[Raw records]

-------

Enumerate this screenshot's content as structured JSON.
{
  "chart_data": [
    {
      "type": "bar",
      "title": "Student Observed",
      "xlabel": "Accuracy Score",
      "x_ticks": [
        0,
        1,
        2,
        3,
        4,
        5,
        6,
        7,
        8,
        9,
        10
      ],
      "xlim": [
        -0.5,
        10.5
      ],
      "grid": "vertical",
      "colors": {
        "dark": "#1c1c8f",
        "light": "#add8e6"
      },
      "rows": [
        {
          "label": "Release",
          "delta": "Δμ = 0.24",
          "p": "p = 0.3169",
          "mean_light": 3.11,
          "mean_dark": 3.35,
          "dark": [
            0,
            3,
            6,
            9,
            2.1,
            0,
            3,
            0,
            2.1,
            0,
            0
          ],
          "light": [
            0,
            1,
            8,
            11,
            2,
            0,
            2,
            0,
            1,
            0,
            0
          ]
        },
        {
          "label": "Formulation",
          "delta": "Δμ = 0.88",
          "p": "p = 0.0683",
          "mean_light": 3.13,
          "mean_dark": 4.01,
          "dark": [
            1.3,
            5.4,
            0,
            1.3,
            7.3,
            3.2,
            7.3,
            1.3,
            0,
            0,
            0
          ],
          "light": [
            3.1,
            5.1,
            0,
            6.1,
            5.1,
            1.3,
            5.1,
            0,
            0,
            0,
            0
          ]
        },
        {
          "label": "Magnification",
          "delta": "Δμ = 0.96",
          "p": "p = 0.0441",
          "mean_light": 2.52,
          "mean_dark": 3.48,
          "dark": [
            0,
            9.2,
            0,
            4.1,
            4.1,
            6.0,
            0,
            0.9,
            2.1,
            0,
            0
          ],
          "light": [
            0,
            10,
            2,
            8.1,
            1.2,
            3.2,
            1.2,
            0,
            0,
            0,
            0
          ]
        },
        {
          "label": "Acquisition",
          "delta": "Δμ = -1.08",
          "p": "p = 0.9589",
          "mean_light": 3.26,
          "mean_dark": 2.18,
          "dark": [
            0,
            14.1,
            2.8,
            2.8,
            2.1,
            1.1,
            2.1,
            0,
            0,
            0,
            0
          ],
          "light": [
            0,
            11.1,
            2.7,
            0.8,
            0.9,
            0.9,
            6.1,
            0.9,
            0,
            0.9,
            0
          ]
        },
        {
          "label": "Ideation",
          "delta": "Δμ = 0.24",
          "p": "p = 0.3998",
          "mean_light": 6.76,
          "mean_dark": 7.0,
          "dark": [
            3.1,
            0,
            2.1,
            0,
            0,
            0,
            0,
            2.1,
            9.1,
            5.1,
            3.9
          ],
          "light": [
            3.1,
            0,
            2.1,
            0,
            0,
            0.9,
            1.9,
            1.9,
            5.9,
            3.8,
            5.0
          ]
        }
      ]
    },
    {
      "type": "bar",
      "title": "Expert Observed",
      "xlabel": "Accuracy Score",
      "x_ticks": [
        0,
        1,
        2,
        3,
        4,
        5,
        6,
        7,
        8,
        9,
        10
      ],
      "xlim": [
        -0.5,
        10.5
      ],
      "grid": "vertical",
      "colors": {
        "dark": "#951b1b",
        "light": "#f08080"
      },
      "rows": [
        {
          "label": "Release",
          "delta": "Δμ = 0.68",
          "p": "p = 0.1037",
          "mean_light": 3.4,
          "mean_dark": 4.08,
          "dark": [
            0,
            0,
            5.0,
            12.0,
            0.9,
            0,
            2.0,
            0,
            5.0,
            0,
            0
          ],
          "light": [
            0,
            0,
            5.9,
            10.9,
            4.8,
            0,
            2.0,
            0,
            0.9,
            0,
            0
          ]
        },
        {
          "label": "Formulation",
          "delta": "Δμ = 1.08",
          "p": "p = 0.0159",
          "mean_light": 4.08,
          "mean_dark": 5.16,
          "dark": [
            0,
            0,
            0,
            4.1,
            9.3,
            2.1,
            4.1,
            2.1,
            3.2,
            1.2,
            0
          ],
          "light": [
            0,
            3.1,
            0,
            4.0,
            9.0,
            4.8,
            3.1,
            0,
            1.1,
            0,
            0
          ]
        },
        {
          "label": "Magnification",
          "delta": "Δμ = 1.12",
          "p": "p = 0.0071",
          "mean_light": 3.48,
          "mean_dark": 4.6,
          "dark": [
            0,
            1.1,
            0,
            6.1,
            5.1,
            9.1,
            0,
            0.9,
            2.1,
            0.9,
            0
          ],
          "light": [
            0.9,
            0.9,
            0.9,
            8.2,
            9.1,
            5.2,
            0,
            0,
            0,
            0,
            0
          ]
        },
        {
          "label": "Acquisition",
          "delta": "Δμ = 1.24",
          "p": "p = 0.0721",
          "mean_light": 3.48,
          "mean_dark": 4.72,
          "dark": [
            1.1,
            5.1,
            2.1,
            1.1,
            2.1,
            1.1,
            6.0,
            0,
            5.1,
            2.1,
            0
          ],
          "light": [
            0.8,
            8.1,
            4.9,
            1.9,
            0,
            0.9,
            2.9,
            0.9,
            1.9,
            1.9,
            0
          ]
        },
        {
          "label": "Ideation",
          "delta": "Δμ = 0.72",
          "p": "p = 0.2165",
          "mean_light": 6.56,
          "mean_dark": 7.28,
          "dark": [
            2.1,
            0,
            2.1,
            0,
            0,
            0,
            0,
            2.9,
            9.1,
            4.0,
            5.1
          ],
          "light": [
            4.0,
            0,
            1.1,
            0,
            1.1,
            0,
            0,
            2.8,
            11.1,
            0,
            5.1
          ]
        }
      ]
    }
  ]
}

-------

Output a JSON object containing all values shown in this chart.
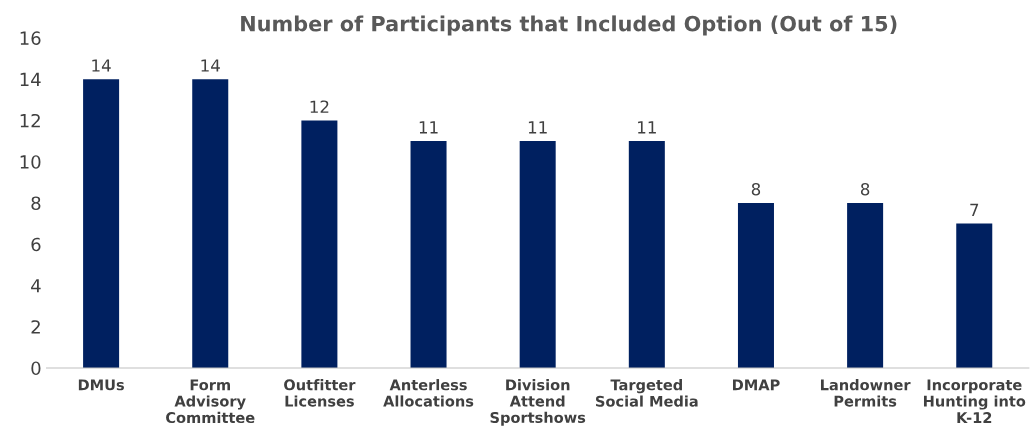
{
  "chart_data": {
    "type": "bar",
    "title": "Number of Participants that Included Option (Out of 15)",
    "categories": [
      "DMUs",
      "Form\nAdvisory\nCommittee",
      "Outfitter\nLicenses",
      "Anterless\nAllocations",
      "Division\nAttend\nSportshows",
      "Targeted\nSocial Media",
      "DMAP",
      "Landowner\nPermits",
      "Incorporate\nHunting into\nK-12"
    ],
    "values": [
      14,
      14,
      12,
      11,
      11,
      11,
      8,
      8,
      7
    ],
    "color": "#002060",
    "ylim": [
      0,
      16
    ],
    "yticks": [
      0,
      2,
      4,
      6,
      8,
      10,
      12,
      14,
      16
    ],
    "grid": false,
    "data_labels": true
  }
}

-------

*WHAT NEEDS TO BE DONE*. Tally the lines of the material above that contain the word "this" and report the total alone.

*TASK ANSWER*. 2